- **JOB**
What follows are records. Restate all of them word for word.

- **SUPPLIED ENTRIES**
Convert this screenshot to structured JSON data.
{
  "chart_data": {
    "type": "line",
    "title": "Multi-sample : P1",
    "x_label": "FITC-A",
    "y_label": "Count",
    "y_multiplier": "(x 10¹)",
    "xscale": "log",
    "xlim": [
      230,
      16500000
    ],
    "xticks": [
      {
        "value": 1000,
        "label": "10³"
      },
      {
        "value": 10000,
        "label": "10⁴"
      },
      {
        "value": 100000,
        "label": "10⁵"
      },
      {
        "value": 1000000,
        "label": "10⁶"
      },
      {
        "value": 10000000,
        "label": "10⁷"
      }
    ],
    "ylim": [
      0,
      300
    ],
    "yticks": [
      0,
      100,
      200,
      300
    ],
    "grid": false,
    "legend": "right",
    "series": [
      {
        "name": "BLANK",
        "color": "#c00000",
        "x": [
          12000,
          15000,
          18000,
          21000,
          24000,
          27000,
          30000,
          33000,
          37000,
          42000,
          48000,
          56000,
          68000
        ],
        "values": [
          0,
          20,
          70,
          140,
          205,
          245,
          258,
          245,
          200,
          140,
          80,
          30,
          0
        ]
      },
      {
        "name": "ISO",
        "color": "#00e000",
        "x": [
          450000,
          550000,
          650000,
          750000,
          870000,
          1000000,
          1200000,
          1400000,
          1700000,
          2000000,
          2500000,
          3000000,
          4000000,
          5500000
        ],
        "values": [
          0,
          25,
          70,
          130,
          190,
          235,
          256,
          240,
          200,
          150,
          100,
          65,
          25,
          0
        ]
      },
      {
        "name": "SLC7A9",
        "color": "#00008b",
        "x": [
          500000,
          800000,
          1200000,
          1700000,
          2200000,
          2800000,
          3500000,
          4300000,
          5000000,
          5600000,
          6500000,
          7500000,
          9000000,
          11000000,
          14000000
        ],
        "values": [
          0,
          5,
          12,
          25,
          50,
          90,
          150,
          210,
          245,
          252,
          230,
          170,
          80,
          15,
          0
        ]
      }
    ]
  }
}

- **EXPECTED ANSWER**
Convert this screenshot to structured JSON data.
{
  "chart_data": {
    "type": "line",
    "title": "Multi-sample : P1",
    "x_label": "FITC-A",
    "y_label": "Count",
    "y_multiplier": "(x 10¹)",
    "xscale": "log",
    "xlim": [
      230,
      16500000
    ],
    "xticks": [
      {
        "value": 1000,
        "label": "10³"
      },
      {
        "value": 10000,
        "label": "10⁴"
      },
      {
        "value": 100000,
        "label": "10⁵"
      },
      {
        "value": 1000000,
        "label": "10⁶"
      },
      {
        "value": 10000000,
        "label": "10⁷"
      }
    ],
    "ylim": [
      0,
      300
    ],
    "yticks": [
      0,
      100,
      200,
      300
    ],
    "grid": false,
    "legend": "right",
    "series": [
      {
        "name": "BLANK",
        "color": "#c00000",
        "x": [
          12000,
          15000,
          18000,
          21000,
          24000,
          27000,
          30000,
          33000,
          37000,
          42000,
          48000,
          56000,
          68000
        ],
        "values": [
          0,
          20,
          70,
          140,
          205,
          245,
          258,
          245,
          200,
          140,
          80,
          30,
          0
        ]
      },
      {
        "name": "ISO",
        "color": "#00e000",
        "x": [
          450000,
          550000,
          650000,
          750000,
          870000,
          1000000,
          1200000,
          1400000,
          1700000,
          2000000,
          2500000,
          3000000,
          4000000,
          5500000
        ],
        "values": [
          0,
          25,
          70,
          130,
          190,
          235,
          256,
          240,
          200,
          150,
          100,
          65,
          25,
          0
        ]
      },
      {
        "name": "SLC7A9",
        "color": "#00008b",
        "x": [
          500000,
          800000,
          1200000,
          1700000,
          2200000,
          2800000,
          3500000,
          4300000,
          5000000,
          5600000,
          6500000,
          7500000,
          9000000,
          11000000,
          14000000
        ],
        "values": [
          0,
          5,
          12,
          25,
          50,
          90,
          150,
          210,
          245,
          252,
          230,
          170,
          80,
          15,
          0
        ]
      }
    ]
  }
}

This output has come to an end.